(Exercise task) What follows are records. Restate all of them word for word.

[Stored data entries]
· · · · ·

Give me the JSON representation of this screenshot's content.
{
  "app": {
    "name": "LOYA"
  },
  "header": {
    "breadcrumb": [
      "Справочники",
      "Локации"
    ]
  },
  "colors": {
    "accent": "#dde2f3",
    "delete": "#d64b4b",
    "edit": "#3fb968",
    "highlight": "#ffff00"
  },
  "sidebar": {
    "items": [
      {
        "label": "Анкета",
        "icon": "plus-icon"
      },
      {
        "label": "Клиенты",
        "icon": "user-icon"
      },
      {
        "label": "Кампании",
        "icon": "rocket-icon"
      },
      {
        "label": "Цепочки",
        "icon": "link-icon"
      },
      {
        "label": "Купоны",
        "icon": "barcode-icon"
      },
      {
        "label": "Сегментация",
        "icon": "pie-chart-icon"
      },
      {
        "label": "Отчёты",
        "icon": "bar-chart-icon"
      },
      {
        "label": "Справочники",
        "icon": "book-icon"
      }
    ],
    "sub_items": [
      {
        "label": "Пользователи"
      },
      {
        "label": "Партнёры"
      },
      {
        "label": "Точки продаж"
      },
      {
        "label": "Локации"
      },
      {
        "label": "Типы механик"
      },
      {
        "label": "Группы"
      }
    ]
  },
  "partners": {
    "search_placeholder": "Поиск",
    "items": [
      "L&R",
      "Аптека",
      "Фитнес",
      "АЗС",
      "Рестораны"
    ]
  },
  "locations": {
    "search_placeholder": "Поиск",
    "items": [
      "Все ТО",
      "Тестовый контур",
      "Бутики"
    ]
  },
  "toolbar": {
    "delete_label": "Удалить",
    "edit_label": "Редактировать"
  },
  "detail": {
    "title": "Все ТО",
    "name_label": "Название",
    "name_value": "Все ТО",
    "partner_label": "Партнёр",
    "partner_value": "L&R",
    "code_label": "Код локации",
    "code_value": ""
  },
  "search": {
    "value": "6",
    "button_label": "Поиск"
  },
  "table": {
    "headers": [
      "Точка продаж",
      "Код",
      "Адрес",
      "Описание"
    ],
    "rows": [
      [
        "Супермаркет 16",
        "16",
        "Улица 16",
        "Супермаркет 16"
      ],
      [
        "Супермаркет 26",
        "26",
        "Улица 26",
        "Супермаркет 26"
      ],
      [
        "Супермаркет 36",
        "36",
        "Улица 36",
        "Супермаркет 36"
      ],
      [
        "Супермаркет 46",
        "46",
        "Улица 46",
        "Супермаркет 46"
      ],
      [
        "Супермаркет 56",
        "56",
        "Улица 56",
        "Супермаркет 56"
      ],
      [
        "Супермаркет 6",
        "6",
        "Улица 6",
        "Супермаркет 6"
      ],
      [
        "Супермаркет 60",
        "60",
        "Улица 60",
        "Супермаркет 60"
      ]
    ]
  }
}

· · · · ·

(The result)
Give me the JSON representation of this screenshot's content.
{
  "app": {
    "name": "LOYA"
  },
  "header": {
    "breadcrumb": [
      "Справочники",
      "Локации"
    ]
  },
  "colors": {
    "accent": "#dde2f3",
    "delete": "#d64b4b",
    "edit": "#3fb968",
    "highlight": "#ffff00"
  },
  "sidebar": {
    "items": [
      {
        "label": "Анкета",
        "icon": "plus-icon"
      },
      {
        "label": "Клиенты",
        "icon": "user-icon"
      },
      {
        "label": "Кампании",
        "icon": "rocket-icon"
      },
      {
        "label": "Цепочки",
        "icon": "link-icon"
      },
      {
        "label": "Купоны",
        "icon": "barcode-icon"
      },
      {
        "label": "Сегментация",
        "icon": "pie-chart-icon"
      },
      {
        "label": "Отчёты",
        "icon": "bar-chart-icon"
      },
      {
        "label": "Справочники",
        "icon": "book-icon"
      }
    ],
    "sub_items": [
      {
        "label": "Пользователи"
      },
      {
        "label": "Партнёры"
      },
      {
        "label": "Точки продаж"
      },
      {
        "label": "Локации"
      },
      {
        "label": "Типы механик"
      },
      {
        "label": "Группы"
      }
    ]
  },
  "partners": {
    "search_placeholder": "Поиск",
    "items": [
      "L&R",
      "Аптека",
      "Фитнес",
      "АЗС",
      "Рестораны"
    ]
  },
  "locations": {
    "search_placeholder": "Поиск",
    "items": [
      "Все ТО",
      "Тестовый контур",
      "Бутики"
    ]
  },
  "toolbar": {
    "delete_label": "Удалить",
    "edit_label": "Редактировать"
  },
  "detail": {
    "title": "Все ТО",
    "name_label": "Название",
    "name_value": "Все ТО",
    "partner_label": "Партнёр",
    "partner_value": "L&R",
    "code_label": "Код локации",
    "code_value": ""
  },
  "search": {
    "value": "6",
    "button_label": "Поиск"
  },
  "table": {
    "headers": [
      "Точка продаж",
      "Код",
      "Адрес",
      "Описание"
    ],
    "rows": [
      [
        "Супермаркет 16",
        "16",
        "Улица 16",
        "Супермаркет 16"
      ],
      [
        "Супермаркет 26",
        "26",
        "Улица 26",
        "Супермаркет 26"
      ],
      [
        "Супермаркет 36",
        "36",
        "Улица 36",
        "Супермаркет 36"
      ],
      [
        "Супермаркет 46",
        "46",
        "Улица 46",
        "Супермаркет 46"
      ],
      [
        "Супермаркет 56",
        "56",
        "Улица 56",
        "Супермаркет 56"
      ],
      [
        "Супермаркет 6",
        "6",
        "Улица 6",
        "Супермаркет 6"
      ],
      [
        "Супермаркет 60",
        "60",
        "Улица 60",
        "Супермаркет 60"
      ]
    ]
  }
}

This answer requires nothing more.